### WORK REQUIRED
Identify every line in the records below that contains the word "grass", and reproduce each one.

:: EXERCISE INPUTS

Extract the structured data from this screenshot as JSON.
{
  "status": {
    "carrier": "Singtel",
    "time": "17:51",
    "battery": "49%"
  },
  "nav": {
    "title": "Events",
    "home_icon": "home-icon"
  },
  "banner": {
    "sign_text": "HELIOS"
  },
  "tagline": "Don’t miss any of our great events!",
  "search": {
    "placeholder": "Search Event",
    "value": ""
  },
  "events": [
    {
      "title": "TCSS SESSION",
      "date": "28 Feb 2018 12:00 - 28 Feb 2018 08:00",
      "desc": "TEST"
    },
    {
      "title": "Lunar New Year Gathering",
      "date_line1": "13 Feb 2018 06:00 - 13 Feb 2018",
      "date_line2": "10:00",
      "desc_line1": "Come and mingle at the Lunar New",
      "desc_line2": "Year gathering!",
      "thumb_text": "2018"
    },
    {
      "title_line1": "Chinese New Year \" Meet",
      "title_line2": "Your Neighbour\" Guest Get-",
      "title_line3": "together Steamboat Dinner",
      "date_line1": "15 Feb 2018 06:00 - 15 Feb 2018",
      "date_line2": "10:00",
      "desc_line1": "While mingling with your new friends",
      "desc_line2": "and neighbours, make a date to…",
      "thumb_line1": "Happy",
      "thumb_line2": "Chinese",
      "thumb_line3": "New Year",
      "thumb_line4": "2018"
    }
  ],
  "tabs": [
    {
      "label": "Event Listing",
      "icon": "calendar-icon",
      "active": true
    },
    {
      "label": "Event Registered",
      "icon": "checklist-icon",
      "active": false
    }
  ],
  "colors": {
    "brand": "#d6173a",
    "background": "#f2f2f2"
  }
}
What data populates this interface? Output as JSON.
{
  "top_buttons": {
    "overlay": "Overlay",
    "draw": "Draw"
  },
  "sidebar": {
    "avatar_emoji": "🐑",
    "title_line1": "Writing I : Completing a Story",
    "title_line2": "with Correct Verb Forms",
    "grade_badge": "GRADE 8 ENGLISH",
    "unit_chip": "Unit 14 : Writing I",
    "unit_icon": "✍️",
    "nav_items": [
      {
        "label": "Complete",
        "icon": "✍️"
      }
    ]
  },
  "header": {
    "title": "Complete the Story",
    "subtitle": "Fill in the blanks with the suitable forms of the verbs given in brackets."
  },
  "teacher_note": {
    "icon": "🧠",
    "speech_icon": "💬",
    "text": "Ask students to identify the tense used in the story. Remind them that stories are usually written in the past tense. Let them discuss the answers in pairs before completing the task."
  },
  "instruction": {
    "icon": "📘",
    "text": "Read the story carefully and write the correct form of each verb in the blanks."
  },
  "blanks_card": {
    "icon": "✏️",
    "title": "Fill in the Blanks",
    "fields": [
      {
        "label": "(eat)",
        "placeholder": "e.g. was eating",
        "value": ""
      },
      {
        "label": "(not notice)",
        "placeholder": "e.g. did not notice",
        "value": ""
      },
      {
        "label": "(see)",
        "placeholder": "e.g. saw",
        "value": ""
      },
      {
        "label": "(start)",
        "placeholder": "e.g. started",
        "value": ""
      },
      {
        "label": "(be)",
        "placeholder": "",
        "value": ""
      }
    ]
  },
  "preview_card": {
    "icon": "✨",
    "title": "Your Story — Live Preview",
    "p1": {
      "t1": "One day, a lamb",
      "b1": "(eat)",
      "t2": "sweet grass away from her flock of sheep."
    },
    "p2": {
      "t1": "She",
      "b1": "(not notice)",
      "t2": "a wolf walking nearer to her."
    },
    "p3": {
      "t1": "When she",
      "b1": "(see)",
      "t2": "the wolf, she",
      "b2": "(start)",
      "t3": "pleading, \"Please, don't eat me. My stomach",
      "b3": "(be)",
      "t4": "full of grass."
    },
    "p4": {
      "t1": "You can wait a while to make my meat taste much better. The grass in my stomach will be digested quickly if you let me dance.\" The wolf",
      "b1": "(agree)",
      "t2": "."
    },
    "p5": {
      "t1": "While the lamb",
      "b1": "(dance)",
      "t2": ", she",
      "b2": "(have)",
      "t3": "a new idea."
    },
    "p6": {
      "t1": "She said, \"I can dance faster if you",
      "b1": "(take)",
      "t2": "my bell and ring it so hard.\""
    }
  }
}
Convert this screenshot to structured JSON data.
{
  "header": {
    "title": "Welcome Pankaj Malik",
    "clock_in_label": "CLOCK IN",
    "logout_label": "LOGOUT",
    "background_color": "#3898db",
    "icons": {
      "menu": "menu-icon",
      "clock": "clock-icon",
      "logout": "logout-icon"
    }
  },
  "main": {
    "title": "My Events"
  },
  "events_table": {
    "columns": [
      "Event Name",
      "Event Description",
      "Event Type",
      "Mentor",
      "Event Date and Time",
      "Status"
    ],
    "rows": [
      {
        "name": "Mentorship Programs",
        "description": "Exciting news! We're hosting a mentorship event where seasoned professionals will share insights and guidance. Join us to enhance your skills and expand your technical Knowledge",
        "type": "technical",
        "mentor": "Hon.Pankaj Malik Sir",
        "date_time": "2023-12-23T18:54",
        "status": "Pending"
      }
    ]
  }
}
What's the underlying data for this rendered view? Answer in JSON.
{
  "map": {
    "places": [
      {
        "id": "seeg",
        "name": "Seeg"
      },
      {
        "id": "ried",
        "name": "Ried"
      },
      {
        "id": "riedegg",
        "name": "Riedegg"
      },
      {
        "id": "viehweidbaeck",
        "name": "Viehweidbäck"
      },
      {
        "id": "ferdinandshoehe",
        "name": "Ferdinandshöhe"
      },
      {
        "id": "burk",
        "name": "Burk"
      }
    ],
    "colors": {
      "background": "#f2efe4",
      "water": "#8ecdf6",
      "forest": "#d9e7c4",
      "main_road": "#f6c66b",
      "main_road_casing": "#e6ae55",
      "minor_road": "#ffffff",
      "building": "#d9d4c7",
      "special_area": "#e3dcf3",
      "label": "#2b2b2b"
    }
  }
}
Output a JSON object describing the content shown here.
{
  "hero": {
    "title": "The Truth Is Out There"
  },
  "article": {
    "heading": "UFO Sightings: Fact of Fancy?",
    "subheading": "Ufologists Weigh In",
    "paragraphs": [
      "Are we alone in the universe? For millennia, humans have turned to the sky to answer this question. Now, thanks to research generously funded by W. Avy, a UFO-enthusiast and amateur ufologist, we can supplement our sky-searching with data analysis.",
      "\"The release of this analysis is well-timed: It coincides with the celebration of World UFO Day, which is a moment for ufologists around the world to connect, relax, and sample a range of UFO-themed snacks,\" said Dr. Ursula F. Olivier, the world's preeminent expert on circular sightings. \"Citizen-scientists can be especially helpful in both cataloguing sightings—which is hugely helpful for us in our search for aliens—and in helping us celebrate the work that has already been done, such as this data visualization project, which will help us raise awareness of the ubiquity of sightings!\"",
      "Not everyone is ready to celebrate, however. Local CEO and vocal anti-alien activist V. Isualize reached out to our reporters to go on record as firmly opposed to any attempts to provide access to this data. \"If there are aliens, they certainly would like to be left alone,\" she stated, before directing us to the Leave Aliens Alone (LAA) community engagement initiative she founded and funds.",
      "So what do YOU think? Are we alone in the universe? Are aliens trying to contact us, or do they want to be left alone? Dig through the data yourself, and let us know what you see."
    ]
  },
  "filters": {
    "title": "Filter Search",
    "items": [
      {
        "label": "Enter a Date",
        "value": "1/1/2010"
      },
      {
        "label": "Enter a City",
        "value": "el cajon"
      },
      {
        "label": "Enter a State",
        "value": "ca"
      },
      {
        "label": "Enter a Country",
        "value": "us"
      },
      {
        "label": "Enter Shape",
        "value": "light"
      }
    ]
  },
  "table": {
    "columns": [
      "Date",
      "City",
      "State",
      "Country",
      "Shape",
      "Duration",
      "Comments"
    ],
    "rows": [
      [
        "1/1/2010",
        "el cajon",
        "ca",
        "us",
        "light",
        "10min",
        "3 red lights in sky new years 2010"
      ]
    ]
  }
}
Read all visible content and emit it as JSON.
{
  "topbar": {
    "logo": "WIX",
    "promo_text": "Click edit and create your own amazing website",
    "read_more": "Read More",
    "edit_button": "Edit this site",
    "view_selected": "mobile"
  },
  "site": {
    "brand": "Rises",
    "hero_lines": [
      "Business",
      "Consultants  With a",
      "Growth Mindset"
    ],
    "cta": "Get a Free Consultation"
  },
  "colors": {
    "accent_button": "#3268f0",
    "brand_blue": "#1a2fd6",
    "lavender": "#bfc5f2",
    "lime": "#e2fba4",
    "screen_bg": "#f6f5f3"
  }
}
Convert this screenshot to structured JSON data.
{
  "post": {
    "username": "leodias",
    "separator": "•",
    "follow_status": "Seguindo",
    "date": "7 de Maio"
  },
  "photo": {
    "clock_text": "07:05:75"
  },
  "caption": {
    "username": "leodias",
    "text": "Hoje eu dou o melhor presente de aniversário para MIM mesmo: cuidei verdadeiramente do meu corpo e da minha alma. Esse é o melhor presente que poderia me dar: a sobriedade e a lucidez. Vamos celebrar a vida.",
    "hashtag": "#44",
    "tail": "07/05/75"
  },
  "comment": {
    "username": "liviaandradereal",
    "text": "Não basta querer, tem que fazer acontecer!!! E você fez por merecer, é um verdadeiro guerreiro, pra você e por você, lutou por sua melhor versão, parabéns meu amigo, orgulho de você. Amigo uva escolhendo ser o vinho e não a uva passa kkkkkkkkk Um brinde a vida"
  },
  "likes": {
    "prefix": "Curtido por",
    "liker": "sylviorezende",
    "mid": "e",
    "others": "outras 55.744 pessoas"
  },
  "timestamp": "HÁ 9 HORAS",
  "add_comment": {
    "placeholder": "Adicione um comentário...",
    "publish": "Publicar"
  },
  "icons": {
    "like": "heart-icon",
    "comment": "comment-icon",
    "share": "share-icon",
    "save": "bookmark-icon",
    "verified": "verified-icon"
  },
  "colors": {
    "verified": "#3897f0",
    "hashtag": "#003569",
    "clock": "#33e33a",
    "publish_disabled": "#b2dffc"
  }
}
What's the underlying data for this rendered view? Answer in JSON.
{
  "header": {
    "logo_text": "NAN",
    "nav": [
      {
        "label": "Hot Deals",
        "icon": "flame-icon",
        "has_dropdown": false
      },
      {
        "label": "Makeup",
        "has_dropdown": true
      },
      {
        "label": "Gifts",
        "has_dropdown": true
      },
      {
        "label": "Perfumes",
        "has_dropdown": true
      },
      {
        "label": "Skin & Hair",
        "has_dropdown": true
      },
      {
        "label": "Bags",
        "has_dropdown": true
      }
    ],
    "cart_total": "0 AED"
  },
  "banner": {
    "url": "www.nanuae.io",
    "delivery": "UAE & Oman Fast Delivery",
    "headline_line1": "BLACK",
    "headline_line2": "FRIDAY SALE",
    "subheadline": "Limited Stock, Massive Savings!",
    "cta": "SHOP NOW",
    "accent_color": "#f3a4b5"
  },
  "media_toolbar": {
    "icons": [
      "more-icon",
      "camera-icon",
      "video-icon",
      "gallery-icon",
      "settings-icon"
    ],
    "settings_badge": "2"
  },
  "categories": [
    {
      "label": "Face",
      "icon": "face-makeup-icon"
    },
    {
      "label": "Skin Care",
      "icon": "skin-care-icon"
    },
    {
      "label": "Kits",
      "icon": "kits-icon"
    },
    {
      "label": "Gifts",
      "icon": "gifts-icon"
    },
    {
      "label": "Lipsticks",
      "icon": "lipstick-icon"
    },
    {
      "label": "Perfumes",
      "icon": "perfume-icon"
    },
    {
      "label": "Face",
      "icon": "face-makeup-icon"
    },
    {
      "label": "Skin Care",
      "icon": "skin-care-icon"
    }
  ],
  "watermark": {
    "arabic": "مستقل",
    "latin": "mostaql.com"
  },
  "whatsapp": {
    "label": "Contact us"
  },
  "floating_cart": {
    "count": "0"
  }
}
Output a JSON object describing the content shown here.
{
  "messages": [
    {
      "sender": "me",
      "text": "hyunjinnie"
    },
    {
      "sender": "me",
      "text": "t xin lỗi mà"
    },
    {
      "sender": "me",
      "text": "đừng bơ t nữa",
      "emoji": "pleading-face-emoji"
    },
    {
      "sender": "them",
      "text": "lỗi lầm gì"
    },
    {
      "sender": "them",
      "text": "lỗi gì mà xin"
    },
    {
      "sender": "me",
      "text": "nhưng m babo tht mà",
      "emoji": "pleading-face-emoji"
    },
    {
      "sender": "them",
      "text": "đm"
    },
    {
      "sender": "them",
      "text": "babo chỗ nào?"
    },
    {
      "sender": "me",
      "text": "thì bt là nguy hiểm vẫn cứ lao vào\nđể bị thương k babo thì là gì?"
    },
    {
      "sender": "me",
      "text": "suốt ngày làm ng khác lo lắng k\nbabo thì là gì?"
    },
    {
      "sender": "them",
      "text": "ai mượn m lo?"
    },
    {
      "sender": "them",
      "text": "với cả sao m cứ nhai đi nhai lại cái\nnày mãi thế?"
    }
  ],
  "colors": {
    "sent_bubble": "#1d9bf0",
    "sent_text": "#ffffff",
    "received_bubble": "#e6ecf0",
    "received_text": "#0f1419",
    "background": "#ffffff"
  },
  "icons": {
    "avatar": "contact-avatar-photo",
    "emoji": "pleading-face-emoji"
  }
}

::::

### TASK RESPONSE
      "t2": "sweet grass away from her flock of sheep."
      "t4": "full of grass."
      "t1": "You can wait a while to make my meat taste much better. The grass in my stomach will be digested quickly if you let me dance.\" The wolf",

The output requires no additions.